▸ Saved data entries
═══

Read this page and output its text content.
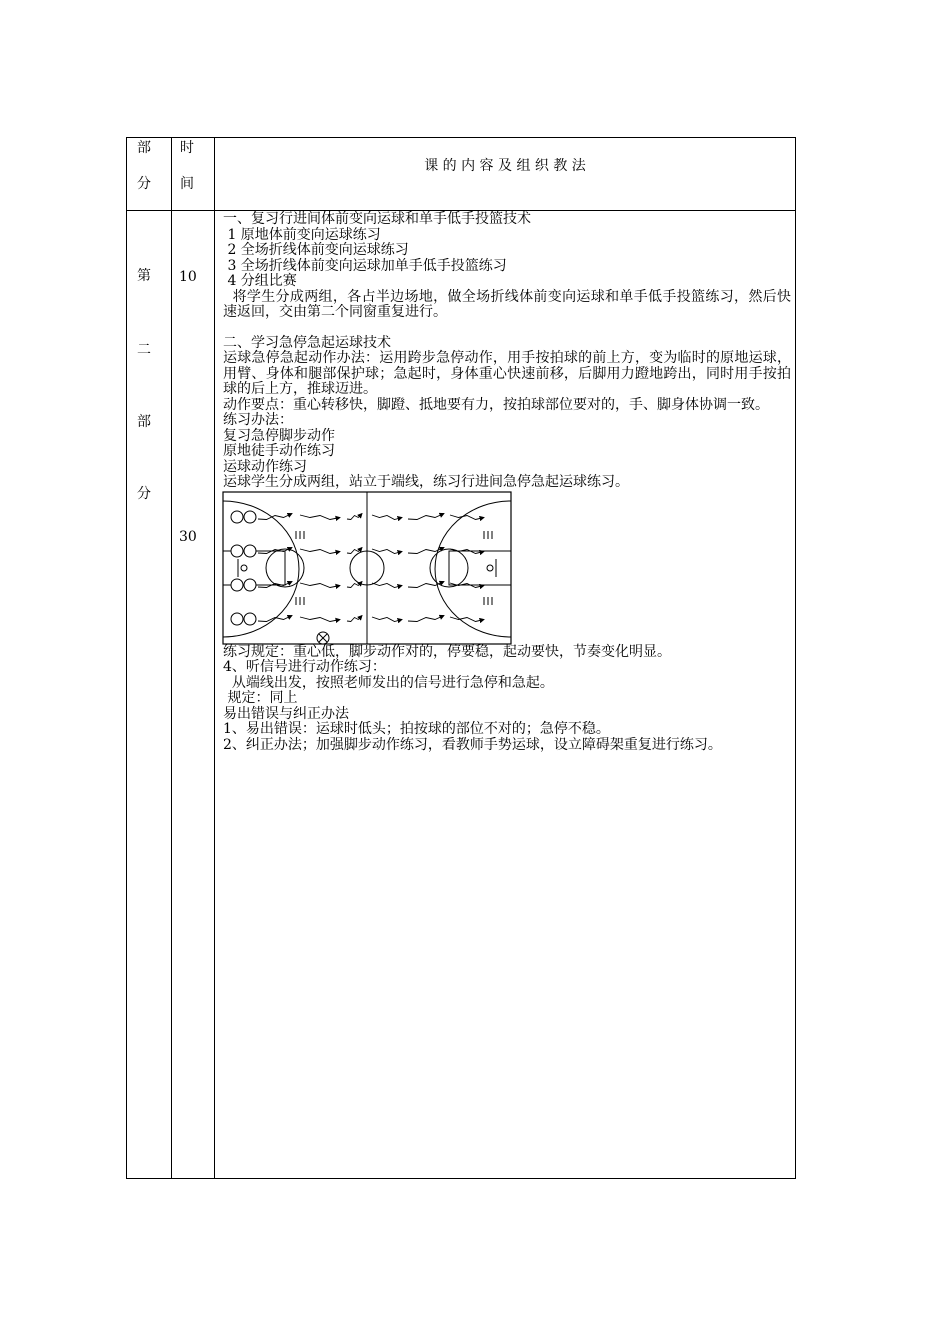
部
分
时
间
课 的 内 容 及 组 织 教 法
第
二
部
分
10
30

一、复习行进间体前变向运球和单手低手投篮技术

1 原地体前变向运球练习

2 全场折线体前变向运球练习

3 全场折线体前变向运球加单手低手投篮练习

4 分组比赛

将学生分成两组，各占半边场地，做全场折线体前变向运球和单手低手投篮练习，然后快速返回，交由第二个同窗重复进行。

二、学习急停急起运球技术

运球急停急起动作办法：运用跨步急停动作，用手按拍球的前上方，变为临时的原地运球，用臂、身体和腿部保护球；急起时，身体重心快速前移，后脚用力蹬地跨出，同时用手按拍球的后上方，推球迈进。

动作要点：重心转移快，脚蹬、抵地要有力，按拍球部位要对的，手、脚身体协调一致。

练习办法：

复习急停脚步动作

原地徒手动作练习

运球动作练习

运球学生分成两组，站立于端线，练习行进间急停急起运球练习。

练习规定：重心低，脚步动作对的，停要稳，起动要快，节奏变化明显。

4、听信号进行动作练习：

从端线出发，按照老师发出的信号进行急停和急起。

规定：同上

易出错误与纠正办法

1、易出错误：运球时低头；拍按球的部位不对的；急停不稳。

2、纠正办法；加强脚步动作练习，看教师手势运球，设立障碍架重复进行练习。
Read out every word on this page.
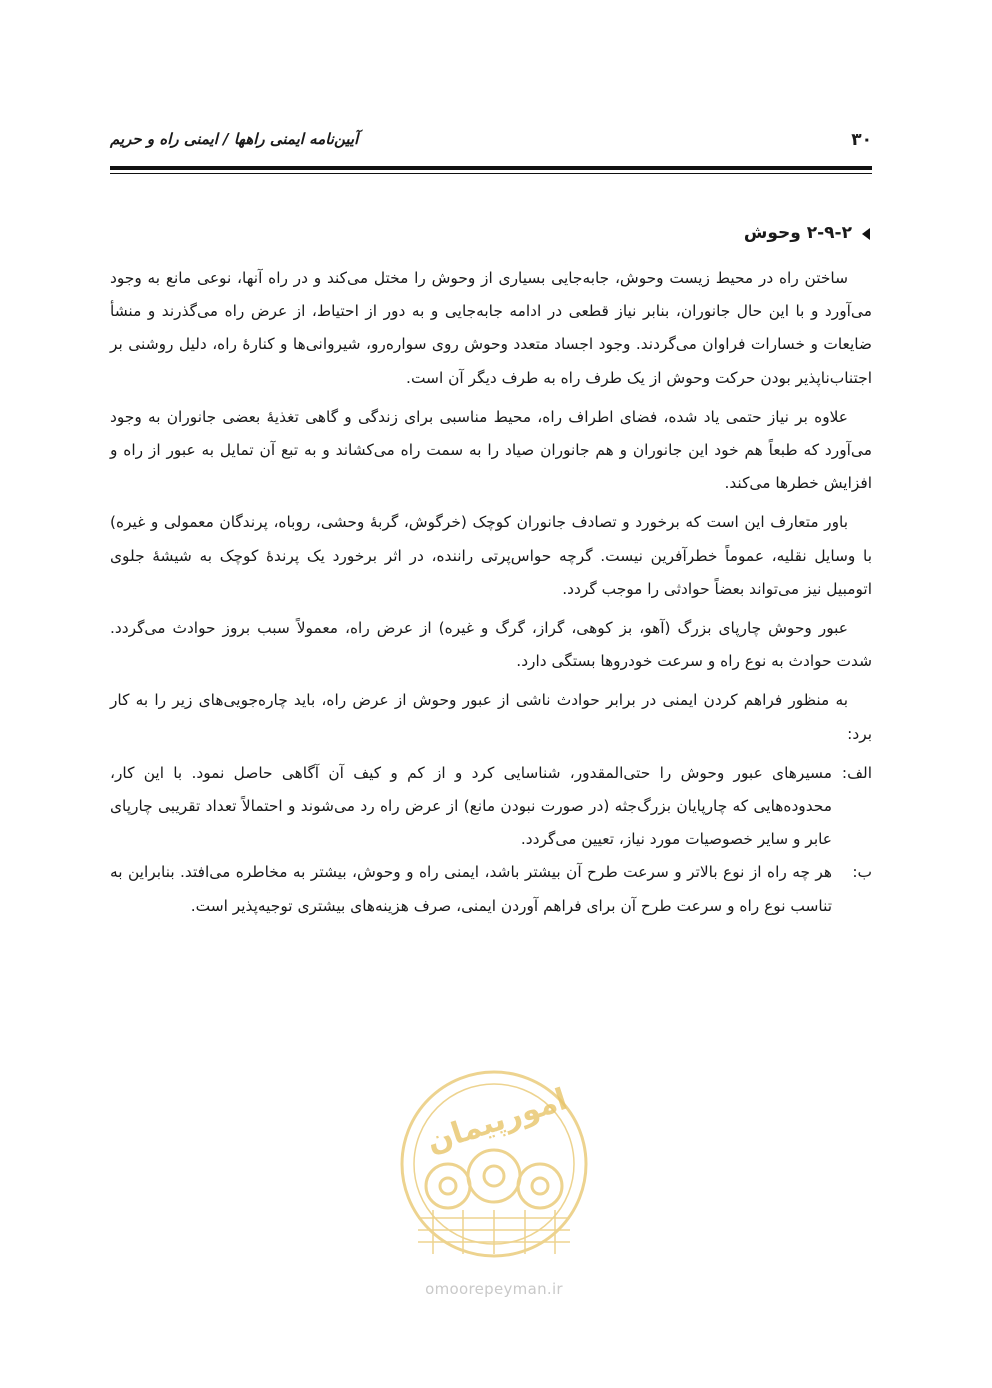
۳۰
آیین‌نامه ایمنی راهها / ایمنی راه و حریم
۲-۹-۲ وحوش

ساختن راه در محیط زیست وحوش، جابه‌جایی بسیاری از وحوش را مختل می‌کند و در راه آنها، نوعی مانع به وجود می‌آورد و با این حال جانوران، بنابر نیاز قطعی در ادامه جابه‌جایی و به دور از احتیاط، از عرض راه می‌گذرند و منشأ ضایعات و خسارات فراوان می‌گردند. وجود اجساد متعدد وحوش روی سواره‌رو، شیروانی‌ها و کنارهٔ راه، دلیل روشنی بر اجتناب‌ناپذیر بودن حرکت وحوش از یک طرف راه به طرف دیگر آن است.

علاوه بر نیاز حتمی یاد شده، فضای اطراف راه، محیط مناسبی برای زندگی و گاهی تغذیهٔ بعضی جانوران به وجود می‌آورد که طبعاً هم خود این جانوران و هم جانوران صیاد را به سمت راه می‌کشاند و به تبع آن تمایل به عبور از راه و افزایش خطرها می‌کند.

باور متعارف این است که برخورد و تصادف جانوران کوچک (خرگوش، گربهٔ وحشی، روباه، پرندگان معمولی و غیره) با وسایل نقلیه، عموماً خطرآفرین نیست. گرچه حواس‌پرتی راننده، در اثر برخورد یک پرندهٔ کوچک به شیشهٔ جلوی اتومبیل نیز می‌تواند بعضاً حوادثی را موجب گردد.

عبور وحوش چارپای بزرگ (آهو، بز کوهی، گراز، گرگ و غیره) از عرض راه، معمولاً سبب بروز حوادث می‌گردد. شدت حوادث به نوع راه و سرعت خودروها بستگی دارد.

به منظور فراهم کردن ایمنی در برابر حوادث ناشی از عبور وحوش از عرض راه، باید چاره‌جویی‌های زیر را به کار برد:

الف:
مسیرهای عبور وحوش را حتی‌المقدور، شناسایی کرد و از کم و کیف آن آگاهی حاصل نمود. با این کار، محدوده‌هایی که چارپایان بزرگ‌جثه (در صورت نبودن مانع) از عرض راه رد می‌شوند و احتمالاً تعداد تقریبی چارپای عابر و سایر خصوصیات مورد نیاز، تعیین می‌گردد.
ب:
هر چه راه از نوع بالاتر و سرعت طرح آن بیشتر باشد، ایمنی راه و وحوش، بیشتر به مخاطره می‌افتد. بنابراین به تناسب نوع راه و سرعت طرح آن برای فراهم آوردن ایمنی، صرف هزینه‌های بیشتری توجیه‌پذیر است.
امورپیمان
omoorepeyman.ir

═══

▸ SET PROBLEM
Return the whole listing, word for word, and leave out every picture.

▸ OUTPUT FOR THIS EXERCISE
Read this page and output its text content.
部
分
时
间
课 的 内 容 及 组 织 教 法
第
二
部
分
10
30

一、复习行进间体前变向运球和单手低手投篮技术

1 原地体前变向运球练习

2 全场折线体前变向运球练习

3 全场折线体前变向运球加单手低手投篮练习

4 分组比赛

将学生分成两组，各占半边场地，做全场折线体前变向运球和单手低手投篮练习，然后快速返回，交由第二个同窗重复进行。

二、学习急停急起运球技术

运球急停急起动作办法：运用跨步急停动作，用手按拍球的前上方，变为临时的原地运球，用臂、身体和腿部保护球；急起时，身体重心快速前移，后脚用力蹬地跨出，同时用手按拍球的后上方，推球迈进。

动作要点：重心转移快，脚蹬、抵地要有力，按拍球部位要对的，手、脚身体协调一致。

练习办法：

复习急停脚步动作

原地徒手动作练习

运球动作练习

运球学生分成两组，站立于端线，练习行进间急停急起运球练习。

练习规定：重心低，脚步动作对的，停要稳，起动要快，节奏变化明显。

4、听信号进行动作练习：

从端线出发，按照老师发出的信号进行急停和急起。

规定：同上

易出错误与纠正办法

1、易出错误：运球时低头；拍按球的部位不对的；急停不稳。

2、纠正办法；加强脚步动作练习，看教师手势运球，设立障碍架重复进行练习。
Read out every word on this page.
۳۰
آیین‌نامه ایمنی راهها / ایمنی راه و حریم
۲-۹-۲ وحوش

ساختن راه در محیط زیست وحوش، جابه‌جایی بسیاری از وحوش را مختل می‌کند و در راه آنها، نوعی مانع به وجود می‌آورد و با این حال جانوران، بنابر نیاز قطعی در ادامه جابه‌جایی و به دور از احتیاط، از عرض راه می‌گذرند و منشأ ضایعات و خسارات فراوان می‌گردند. وجود اجساد متعدد وحوش روی سواره‌رو، شیروانی‌ها و کنارهٔ راه، دلیل روشنی بر اجتناب‌ناپذیر بودن حرکت وحوش از یک طرف راه به طرف دیگر آن است.

علاوه بر نیاز حتمی یاد شده، فضای اطراف راه، محیط مناسبی برای زندگی و گاهی تغذیهٔ بعضی جانوران به وجود می‌آورد که طبعاً هم خود این جانوران و هم جانوران صیاد را به سمت راه می‌کشاند و به تبع آن تمایل به عبور از راه و افزایش خطرها می‌کند.

باور متعارف این است که برخورد و تصادف جانوران کوچک (خرگوش، گربهٔ وحشی، روباه، پرندگان معمولی و غیره) با وسایل نقلیه، عموماً خطرآفرین نیست. گرچه حواس‌پرتی راننده، در اثر برخورد یک پرندهٔ کوچک به شیشهٔ جلوی اتومبیل نیز می‌تواند بعضاً حوادثی را موجب گردد.

عبور وحوش چارپای بزرگ (آهو، بز کوهی، گراز، گرگ و غیره) از عرض راه، معمولاً سبب بروز حوادث می‌گردد. شدت حوادث به نوع راه و سرعت خودروها بستگی دارد.

به منظور فراهم کردن ایمنی در برابر حوادث ناشی از عبور وحوش از عرض راه، باید چاره‌جویی‌های زیر را به کار برد:

الف:
مسیرهای عبور وحوش را حتی‌المقدور، شناسایی کرد و از کم و کیف آن آگاهی حاصل نمود. با این کار، محدوده‌هایی که چارپایان بزرگ‌جثه (در صورت نبودن مانع) از عرض راه رد می‌شوند و احتمالاً تعداد تقریبی چارپای عابر و سایر خصوصیات مورد نیاز، تعیین می‌گردد.
ب:
هر چه راه از نوع بالاتر و سرعت طرح آن بیشتر باشد، ایمنی راه و وحوش، بیشتر به مخاطره می‌افتد. بنابراین به تناسب نوع راه و سرعت طرح آن برای فراهم آوردن ایمنی، صرف هزینه‌های بیشتری توجیه‌پذیر است.
امورپیمان
omoorepeyman.ir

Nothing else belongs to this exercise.